Data listing -
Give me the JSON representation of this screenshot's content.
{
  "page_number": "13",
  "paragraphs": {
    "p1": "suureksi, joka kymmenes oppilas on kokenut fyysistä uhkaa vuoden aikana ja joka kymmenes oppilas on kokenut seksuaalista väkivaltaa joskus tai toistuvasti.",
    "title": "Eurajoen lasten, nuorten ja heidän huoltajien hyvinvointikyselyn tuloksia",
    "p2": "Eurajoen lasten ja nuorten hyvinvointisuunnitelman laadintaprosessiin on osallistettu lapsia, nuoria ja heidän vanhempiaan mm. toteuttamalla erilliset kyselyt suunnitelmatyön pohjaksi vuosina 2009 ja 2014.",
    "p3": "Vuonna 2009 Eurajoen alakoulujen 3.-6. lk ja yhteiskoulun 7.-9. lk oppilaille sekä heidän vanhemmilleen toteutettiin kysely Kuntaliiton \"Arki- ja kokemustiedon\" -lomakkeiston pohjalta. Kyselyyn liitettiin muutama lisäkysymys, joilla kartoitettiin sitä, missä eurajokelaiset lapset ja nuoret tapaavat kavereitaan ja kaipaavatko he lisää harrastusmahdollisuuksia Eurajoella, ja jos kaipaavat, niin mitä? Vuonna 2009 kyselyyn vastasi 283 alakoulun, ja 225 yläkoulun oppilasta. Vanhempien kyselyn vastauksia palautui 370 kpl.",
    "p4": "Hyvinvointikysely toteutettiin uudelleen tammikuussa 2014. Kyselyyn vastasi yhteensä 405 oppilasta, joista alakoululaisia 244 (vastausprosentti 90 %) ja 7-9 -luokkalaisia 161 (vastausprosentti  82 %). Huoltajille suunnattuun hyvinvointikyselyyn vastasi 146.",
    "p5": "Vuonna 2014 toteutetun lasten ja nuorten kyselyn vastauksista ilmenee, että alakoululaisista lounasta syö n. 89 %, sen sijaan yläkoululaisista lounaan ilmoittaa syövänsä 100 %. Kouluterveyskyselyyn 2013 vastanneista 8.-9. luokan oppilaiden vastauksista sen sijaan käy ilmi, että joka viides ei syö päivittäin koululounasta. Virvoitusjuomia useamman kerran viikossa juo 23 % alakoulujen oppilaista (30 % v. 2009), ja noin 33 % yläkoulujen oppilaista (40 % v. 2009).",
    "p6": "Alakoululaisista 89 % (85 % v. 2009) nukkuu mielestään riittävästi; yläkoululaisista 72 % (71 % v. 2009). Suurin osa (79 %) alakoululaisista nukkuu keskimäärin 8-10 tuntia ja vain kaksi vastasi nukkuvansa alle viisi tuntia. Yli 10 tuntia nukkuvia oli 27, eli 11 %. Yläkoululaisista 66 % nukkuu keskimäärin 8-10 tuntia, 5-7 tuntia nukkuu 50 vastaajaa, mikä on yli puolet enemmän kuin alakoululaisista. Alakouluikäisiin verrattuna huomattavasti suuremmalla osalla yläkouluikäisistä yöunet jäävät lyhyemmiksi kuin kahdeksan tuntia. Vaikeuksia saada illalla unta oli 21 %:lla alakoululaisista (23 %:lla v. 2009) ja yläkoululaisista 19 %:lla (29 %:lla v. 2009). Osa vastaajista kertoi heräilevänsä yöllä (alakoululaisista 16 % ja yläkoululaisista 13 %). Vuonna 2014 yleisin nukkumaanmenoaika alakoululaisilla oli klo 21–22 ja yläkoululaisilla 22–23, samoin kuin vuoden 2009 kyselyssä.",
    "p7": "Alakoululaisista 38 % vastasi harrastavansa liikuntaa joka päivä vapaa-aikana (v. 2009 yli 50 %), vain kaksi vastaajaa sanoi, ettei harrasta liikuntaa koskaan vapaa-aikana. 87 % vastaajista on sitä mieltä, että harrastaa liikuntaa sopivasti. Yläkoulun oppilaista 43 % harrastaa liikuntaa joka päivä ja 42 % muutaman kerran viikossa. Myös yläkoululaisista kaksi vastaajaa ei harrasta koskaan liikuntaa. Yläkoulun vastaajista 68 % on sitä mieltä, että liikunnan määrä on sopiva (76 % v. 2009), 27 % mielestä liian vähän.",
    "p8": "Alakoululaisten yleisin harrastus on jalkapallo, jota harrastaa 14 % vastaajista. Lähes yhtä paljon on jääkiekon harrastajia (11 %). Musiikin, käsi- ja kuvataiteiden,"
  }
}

WHAT THE TASK REQUIRES - Quote all of the entries exactly as they appear.

WORKED SOLUTION -
Give me the JSON representation of this screenshot's content.
{
  "page_number": "13",
  "paragraphs": {
    "p1": "suureksi, joka kymmenes oppilas on kokenut fyysistä uhkaa vuoden aikana ja joka kymmenes oppilas on kokenut seksuaalista väkivaltaa joskus tai toistuvasti.",
    "title": "Eurajoen lasten, nuorten ja heidän huoltajien hyvinvointikyselyn tuloksia",
    "p2": "Eurajoen lasten ja nuorten hyvinvointisuunnitelman laadintaprosessiin on osallistettu lapsia, nuoria ja heidän vanhempiaan mm. toteuttamalla erilliset kyselyt suunnitelmatyön pohjaksi vuosina 2009 ja 2014.",
    "p3": "Vuonna 2009 Eurajoen alakoulujen 3.-6. lk ja yhteiskoulun 7.-9. lk oppilaille sekä heidän vanhemmilleen toteutettiin kysely Kuntaliiton \"Arki- ja kokemustiedon\" -lomakkeiston pohjalta. Kyselyyn liitettiin muutama lisäkysymys, joilla kartoitettiin sitä, missä eurajokelaiset lapset ja nuoret tapaavat kavereitaan ja kaipaavatko he lisää harrastusmahdollisuuksia Eurajoella, ja jos kaipaavat, niin mitä? Vuonna 2009 kyselyyn vastasi 283 alakoulun, ja 225 yläkoulun oppilasta. Vanhempien kyselyn vastauksia palautui 370 kpl.",
    "p4": "Hyvinvointikysely toteutettiin uudelleen tammikuussa 2014. Kyselyyn vastasi yhteensä 405 oppilasta, joista alakoululaisia 244 (vastausprosentti 90 %) ja 7-9 -luokkalaisia 161 (vastausprosentti  82 %). Huoltajille suunnattuun hyvinvointikyselyyn vastasi 146.",
    "p5": "Vuonna 2014 toteutetun lasten ja nuorten kyselyn vastauksista ilmenee, että alakoululaisista lounasta syö n. 89 %, sen sijaan yläkoululaisista lounaan ilmoittaa syövänsä 100 %. Kouluterveyskyselyyn 2013 vastanneista 8.-9. luokan oppilaiden vastauksista sen sijaan käy ilmi, että joka viides ei syö päivittäin koululounasta. Virvoitusjuomia useamman kerran viikossa juo 23 % alakoulujen oppilaista (30 % v. 2009), ja noin 33 % yläkoulujen oppilaista (40 % v. 2009).",
    "p6": "Alakoululaisista 89 % (85 % v. 2009) nukkuu mielestään riittävästi; yläkoululaisista 72 % (71 % v. 2009). Suurin osa (79 %) alakoululaisista nukkuu keskimäärin 8-10 tuntia ja vain kaksi vastasi nukkuvansa alle viisi tuntia. Yli 10 tuntia nukkuvia oli 27, eli 11 %. Yläkoululaisista 66 % nukkuu keskimäärin 8-10 tuntia, 5-7 tuntia nukkuu 50 vastaajaa, mikä on yli puolet enemmän kuin alakoululaisista. Alakouluikäisiin verrattuna huomattavasti suuremmalla osalla yläkouluikäisistä yöunet jäävät lyhyemmiksi kuin kahdeksan tuntia. Vaikeuksia saada illalla unta oli 21 %:lla alakoululaisista (23 %:lla v. 2009) ja yläkoululaisista 19 %:lla (29 %:lla v. 2009). Osa vastaajista kertoi heräilevänsä yöllä (alakoululaisista 16 % ja yläkoululaisista 13 %). Vuonna 2014 yleisin nukkumaanmenoaika alakoululaisilla oli klo 21–22 ja yläkoululaisilla 22–23, samoin kuin vuoden 2009 kyselyssä.",
    "p7": "Alakoululaisista 38 % vastasi harrastavansa liikuntaa joka päivä vapaa-aikana (v. 2009 yli 50 %), vain kaksi vastaajaa sanoi, ettei harrasta liikuntaa koskaan vapaa-aikana. 87 % vastaajista on sitä mieltä, että harrastaa liikuntaa sopivasti. Yläkoulun oppilaista 43 % harrastaa liikuntaa joka päivä ja 42 % muutaman kerran viikossa. Myös yläkoululaisista kaksi vastaajaa ei harrasta koskaan liikuntaa. Yläkoulun vastaajista 68 % on sitä mieltä, että liikunnan määrä on sopiva (76 % v. 2009), 27 % mielestä liian vähän.",
    "p8": "Alakoululaisten yleisin harrastus on jalkapallo, jota harrastaa 14 % vastaajista. Lähes yhtä paljon on jääkiekon harrastajia (11 %). Musiikin, käsi- ja kuvataiteiden,"
  }
}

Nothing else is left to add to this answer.